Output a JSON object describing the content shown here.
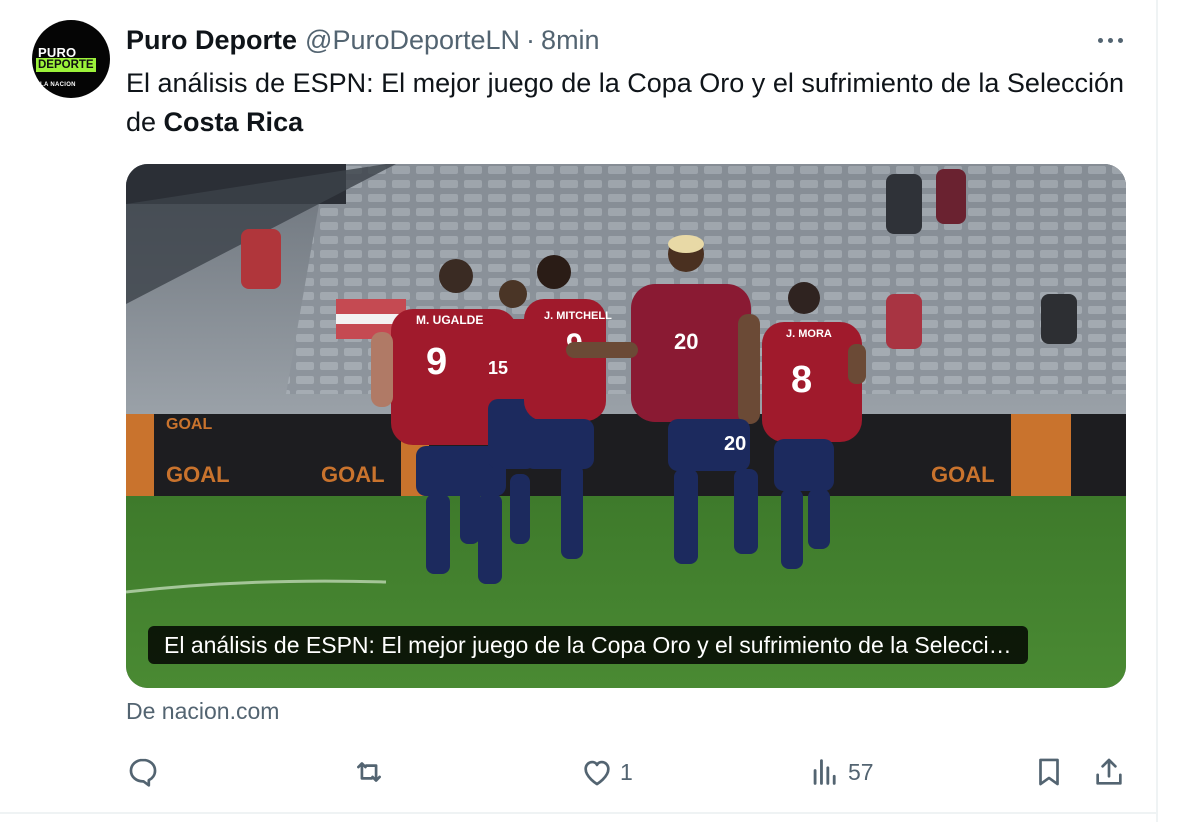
{
  "author": {
    "name": "Puro Deporte",
    "handle": "@PuroDeporteLN",
    "separator": "·",
    "time": "8min",
    "avatar_logo": [
      "PURO",
      "DEPORTE",
      "LA NACION"
    ]
  },
  "tweet": {
    "text_start": "El análisis de ESPN: El mejor juego de la Copa Oro y el sufrimiento de la Selección de ",
    "text_bold": "Costa Rica"
  },
  "card": {
    "caption": "El análisis de ESPN: El mejor juego de la Copa Oro y el sufrimiento de la Selecci…",
    "source": "De nacion.com",
    "image_text": {
      "board": "GOAL",
      "players": [
        {
          "name": "M. UGALDE",
          "number": "9"
        },
        {
          "number": "15"
        },
        {
          "name": "J. MITCHELL",
          "number": "9"
        },
        {
          "number": "20"
        },
        {
          "name": "J. MORA",
          "number": "8"
        }
      ]
    }
  },
  "actions": {
    "reply": {
      "icon": "reply-icon",
      "count": ""
    },
    "retweet": {
      "icon": "retweet-icon",
      "count": ""
    },
    "like": {
      "icon": "heart-icon",
      "count": "1"
    },
    "views": {
      "icon": "views-icon",
      "count": "57"
    },
    "bookmark": {
      "icon": "bookmark-icon"
    },
    "share": {
      "icon": "share-icon"
    }
  },
  "colors": {
    "text": "#0f1419",
    "muted": "#536471",
    "jersey": "#a01a2c",
    "shorts": "#1c2a5e",
    "pitch": "#3f7d2c",
    "logo_green": "#9cf23a"
  }
}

::::

_Stated goal_
Looking at the entries above, state how many lines contain "mejor"; give the number alone.

_Full response_
2